[Dataset entries]
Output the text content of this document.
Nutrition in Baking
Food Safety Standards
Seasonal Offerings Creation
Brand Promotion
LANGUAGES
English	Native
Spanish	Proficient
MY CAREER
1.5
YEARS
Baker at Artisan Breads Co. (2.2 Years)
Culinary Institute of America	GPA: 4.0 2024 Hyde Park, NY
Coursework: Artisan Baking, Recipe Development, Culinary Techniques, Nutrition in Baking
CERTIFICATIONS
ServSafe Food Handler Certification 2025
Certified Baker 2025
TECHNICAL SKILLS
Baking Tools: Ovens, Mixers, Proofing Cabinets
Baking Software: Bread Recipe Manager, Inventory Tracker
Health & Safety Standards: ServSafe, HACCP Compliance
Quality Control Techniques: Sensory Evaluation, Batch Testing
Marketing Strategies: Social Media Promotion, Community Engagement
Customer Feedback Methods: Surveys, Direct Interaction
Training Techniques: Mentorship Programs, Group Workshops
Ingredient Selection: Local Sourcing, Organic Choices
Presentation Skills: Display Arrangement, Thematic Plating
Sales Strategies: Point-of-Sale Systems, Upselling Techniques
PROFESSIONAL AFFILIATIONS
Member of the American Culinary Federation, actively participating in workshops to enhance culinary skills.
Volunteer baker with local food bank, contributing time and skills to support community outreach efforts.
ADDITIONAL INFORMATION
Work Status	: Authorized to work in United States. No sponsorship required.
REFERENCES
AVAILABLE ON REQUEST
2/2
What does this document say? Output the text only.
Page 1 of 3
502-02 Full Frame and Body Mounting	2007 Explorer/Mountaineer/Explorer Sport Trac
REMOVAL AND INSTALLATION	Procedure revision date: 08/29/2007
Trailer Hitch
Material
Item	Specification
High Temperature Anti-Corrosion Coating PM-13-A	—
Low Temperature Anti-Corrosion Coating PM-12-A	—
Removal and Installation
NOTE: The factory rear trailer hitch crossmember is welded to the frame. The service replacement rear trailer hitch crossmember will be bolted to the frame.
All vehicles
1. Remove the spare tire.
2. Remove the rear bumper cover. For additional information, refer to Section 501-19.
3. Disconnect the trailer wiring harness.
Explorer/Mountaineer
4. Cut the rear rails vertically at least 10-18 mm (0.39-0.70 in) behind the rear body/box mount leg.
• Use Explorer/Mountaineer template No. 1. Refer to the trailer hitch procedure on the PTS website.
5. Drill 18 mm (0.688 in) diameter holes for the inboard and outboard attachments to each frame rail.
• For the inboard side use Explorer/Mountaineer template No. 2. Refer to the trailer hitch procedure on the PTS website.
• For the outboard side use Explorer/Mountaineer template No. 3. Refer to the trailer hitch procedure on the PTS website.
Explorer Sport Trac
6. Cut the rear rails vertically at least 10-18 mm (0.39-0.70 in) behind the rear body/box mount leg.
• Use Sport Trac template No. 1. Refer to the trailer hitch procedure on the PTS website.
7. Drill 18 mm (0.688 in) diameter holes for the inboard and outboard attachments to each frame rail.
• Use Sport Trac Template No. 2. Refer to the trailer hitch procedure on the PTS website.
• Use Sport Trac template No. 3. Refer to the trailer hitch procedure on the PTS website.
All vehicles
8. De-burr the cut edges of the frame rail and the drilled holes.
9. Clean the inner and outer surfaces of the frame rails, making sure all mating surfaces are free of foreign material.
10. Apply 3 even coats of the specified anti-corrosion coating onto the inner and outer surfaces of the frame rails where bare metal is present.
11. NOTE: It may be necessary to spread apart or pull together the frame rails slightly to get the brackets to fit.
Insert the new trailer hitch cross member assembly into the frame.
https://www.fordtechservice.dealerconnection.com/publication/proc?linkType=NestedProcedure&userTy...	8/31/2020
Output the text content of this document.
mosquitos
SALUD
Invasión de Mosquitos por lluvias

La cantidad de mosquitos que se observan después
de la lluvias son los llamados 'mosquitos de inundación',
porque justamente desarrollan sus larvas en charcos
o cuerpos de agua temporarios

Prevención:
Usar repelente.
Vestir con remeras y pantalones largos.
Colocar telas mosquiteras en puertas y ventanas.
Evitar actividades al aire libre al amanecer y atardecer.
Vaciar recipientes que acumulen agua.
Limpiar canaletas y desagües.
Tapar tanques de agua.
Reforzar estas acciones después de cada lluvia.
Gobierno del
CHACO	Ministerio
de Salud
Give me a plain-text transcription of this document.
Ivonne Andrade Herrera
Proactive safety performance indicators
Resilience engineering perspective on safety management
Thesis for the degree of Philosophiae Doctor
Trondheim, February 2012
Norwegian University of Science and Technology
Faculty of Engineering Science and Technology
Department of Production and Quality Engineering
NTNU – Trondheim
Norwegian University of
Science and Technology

#### Task description:
Go through the records above and copy every line with the word "Trondheim".

#### Problem solution:
Trondheim, February 2012
NTNU – Trondheim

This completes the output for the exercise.